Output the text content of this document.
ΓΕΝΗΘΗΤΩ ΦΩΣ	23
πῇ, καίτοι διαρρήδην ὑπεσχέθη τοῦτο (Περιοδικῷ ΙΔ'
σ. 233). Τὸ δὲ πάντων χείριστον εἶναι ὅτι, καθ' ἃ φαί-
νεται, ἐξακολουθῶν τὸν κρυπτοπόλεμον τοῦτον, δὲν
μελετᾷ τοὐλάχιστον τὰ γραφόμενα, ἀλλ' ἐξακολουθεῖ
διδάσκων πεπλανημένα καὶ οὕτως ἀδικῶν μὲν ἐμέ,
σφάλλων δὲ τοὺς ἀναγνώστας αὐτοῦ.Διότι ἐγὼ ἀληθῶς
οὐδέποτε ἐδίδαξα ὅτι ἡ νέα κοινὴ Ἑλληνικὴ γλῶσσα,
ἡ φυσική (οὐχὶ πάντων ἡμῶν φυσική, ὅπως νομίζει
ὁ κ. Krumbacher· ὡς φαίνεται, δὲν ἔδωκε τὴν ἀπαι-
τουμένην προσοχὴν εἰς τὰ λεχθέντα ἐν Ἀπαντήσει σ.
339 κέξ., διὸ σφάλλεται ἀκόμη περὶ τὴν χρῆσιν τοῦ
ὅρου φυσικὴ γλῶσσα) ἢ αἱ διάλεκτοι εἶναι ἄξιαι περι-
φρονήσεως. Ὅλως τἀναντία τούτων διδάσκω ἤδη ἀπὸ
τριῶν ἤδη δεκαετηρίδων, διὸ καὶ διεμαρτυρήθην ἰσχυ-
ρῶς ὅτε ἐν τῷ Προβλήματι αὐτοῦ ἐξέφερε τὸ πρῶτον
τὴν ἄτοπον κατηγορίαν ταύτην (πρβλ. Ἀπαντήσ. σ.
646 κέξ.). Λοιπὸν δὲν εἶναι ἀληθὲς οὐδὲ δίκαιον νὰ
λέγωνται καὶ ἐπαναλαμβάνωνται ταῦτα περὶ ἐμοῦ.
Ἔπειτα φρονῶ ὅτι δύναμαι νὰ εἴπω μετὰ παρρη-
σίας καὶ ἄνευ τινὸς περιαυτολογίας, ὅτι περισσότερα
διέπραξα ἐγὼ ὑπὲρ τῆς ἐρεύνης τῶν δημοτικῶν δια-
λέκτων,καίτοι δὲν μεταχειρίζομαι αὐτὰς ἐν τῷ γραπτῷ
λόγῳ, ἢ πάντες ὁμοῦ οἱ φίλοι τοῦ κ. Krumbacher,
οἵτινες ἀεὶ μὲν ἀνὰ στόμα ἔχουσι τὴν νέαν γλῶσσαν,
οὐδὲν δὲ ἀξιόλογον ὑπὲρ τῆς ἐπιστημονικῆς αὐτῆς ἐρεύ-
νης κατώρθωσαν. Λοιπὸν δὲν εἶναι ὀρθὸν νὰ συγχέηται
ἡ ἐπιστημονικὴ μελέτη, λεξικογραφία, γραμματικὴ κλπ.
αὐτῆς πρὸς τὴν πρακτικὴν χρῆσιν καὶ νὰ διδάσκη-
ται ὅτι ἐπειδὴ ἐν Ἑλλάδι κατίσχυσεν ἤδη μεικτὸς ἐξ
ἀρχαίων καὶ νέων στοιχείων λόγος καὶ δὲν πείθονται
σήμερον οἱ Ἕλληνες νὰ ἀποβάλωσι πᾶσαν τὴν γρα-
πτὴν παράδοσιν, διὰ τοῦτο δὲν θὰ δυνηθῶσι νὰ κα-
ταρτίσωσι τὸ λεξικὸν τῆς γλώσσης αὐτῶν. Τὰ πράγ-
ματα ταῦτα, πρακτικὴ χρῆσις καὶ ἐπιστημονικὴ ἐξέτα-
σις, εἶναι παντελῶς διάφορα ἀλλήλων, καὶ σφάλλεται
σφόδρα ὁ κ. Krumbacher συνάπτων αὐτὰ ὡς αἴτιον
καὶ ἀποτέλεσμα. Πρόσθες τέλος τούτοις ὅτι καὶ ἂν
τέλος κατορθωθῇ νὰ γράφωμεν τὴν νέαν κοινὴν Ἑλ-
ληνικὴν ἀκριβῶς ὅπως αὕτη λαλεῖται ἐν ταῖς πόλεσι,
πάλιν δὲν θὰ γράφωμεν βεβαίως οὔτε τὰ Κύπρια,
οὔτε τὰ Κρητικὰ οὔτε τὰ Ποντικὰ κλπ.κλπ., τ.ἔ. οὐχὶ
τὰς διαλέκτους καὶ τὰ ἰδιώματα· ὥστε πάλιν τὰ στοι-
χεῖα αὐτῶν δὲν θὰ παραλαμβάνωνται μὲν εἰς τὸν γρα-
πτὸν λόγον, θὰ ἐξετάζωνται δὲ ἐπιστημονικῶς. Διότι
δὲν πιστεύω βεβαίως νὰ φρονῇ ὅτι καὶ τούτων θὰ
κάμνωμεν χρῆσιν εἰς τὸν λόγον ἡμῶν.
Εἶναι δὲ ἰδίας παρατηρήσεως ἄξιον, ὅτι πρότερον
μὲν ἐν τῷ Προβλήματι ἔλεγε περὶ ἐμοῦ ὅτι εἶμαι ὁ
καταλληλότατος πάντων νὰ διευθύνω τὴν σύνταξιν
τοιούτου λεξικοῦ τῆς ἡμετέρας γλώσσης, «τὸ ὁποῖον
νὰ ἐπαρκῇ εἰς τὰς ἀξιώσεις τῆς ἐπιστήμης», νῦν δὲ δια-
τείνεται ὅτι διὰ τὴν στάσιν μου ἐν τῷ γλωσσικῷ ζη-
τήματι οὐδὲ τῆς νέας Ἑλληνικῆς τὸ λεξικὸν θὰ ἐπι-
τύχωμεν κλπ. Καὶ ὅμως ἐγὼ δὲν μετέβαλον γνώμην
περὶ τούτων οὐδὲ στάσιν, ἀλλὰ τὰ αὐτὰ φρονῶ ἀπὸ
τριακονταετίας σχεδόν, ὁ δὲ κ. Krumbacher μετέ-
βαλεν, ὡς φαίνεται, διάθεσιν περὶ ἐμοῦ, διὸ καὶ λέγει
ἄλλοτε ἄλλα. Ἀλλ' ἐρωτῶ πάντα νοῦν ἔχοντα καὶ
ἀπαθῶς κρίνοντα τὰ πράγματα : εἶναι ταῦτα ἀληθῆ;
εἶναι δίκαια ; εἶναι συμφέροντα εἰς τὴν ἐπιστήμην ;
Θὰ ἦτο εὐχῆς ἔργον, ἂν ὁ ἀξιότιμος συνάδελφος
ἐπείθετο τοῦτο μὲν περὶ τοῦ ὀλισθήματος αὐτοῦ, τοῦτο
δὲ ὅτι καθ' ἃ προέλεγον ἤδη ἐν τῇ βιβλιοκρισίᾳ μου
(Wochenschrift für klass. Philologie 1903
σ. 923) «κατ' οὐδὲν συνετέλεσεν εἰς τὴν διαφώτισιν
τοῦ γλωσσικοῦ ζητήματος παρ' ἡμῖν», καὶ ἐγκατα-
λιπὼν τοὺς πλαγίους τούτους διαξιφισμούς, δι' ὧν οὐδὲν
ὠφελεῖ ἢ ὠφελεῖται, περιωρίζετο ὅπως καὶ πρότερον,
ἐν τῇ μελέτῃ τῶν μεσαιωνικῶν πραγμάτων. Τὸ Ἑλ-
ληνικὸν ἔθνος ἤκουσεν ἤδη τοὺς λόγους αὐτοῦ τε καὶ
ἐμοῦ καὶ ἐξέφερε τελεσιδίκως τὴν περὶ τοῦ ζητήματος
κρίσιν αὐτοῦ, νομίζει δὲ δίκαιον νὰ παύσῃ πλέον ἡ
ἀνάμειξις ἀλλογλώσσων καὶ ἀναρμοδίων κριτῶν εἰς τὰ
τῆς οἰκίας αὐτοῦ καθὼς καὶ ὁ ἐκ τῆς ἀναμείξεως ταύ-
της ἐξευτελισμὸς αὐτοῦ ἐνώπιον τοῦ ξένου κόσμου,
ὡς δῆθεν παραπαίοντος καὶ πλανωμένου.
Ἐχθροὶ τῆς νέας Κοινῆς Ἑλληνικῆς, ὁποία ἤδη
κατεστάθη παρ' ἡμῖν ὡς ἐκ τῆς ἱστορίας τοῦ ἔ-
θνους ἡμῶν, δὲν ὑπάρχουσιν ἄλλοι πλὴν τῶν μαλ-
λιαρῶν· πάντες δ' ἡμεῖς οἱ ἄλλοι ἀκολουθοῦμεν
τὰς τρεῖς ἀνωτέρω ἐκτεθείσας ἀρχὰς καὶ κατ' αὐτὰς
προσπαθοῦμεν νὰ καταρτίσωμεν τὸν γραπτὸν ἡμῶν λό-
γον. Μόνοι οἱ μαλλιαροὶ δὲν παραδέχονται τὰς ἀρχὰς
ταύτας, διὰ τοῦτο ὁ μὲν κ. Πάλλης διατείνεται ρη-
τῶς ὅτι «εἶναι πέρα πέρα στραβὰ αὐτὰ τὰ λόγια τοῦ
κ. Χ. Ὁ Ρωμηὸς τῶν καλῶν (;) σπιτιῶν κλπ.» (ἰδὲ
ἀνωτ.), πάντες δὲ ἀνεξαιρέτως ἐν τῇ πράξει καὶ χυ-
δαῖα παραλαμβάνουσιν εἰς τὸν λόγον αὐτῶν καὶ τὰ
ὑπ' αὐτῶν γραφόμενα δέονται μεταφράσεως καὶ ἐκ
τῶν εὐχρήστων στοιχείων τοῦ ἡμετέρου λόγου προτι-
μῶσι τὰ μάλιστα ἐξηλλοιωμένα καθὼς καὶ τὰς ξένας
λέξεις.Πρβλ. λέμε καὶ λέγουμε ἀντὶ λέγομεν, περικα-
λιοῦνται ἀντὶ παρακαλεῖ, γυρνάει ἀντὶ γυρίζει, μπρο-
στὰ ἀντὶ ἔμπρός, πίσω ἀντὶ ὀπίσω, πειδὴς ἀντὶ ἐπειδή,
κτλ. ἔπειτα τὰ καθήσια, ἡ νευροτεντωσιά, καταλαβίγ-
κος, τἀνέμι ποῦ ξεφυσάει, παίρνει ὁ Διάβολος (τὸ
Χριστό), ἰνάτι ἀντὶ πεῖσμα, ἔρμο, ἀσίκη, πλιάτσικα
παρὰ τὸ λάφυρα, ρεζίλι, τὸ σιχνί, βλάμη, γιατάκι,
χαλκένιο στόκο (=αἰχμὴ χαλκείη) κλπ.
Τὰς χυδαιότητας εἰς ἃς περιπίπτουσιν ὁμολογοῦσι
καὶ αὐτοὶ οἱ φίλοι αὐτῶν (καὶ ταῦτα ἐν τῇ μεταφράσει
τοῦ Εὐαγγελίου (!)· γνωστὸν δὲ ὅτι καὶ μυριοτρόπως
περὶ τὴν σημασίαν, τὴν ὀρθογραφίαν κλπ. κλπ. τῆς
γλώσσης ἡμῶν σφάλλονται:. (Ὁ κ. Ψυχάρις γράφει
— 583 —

Problem details: Using the listing above, locate the lines that hold "Διότι" and copy each one.

Written answer:
σφάλλων δὲ τοὺς ἀναγνώστας αὐτοῦ.Διότι ἐγὼ ἀληθῶς
πτὸν λόγον, θὰ ἐξετάζωνται δὲ ἐπιστημονικῶς. Διότι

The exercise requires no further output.